GIVEN PROBLEM >> Copy out the listing that follows, exact in every word, and skip the images.

AVAILABLE DATA >>
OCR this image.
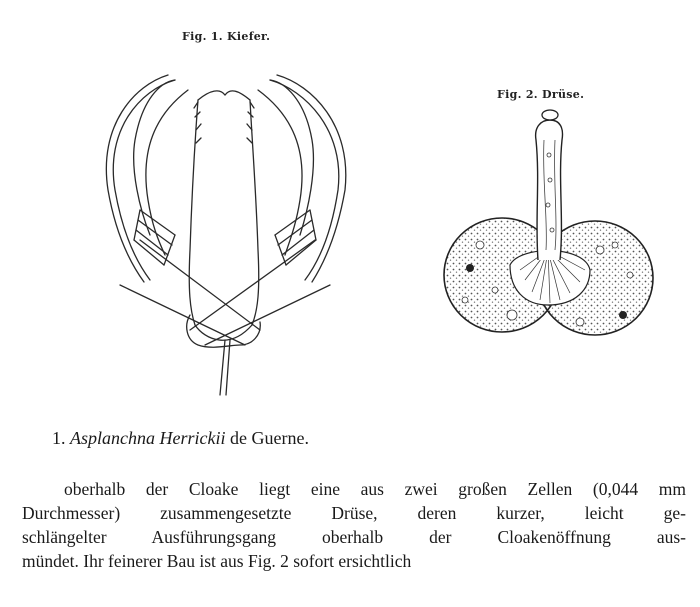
Fig. 1. Kiefer.
Fig. 2. Drüse.
1. Asplanchna Herrickii de Guerne.
oberhalb der Cloake liegt eine aus zwei großen Zellen (0,044 mm
Durchmesser) zusammengesetzte Drüse, deren kurzer, leicht ge-
schlängelter Ausführungsgang oberhalb der Cloakenöffnung aus-
mündet. Ihr feinerer Bau ist aus Fig. 2 sofort ersichtlich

SOLUTION FOR THIS PROBLEM >>
OCR this image.
Fig. 1. Kiefer.
Fig. 2. Drüse.
1. Asplanchna Herrickii de Guerne.
oberhalb der Cloake liegt eine aus zwei großen Zellen (0,044 mm
Durchmesser) zusammengesetzte Drüse, deren kurzer, leicht ge-
schlängelter Ausführungsgang oberhalb der Cloakenöffnung aus-
mündet. Ihr feinerer Bau ist aus Fig. 2 sofort ersichtlich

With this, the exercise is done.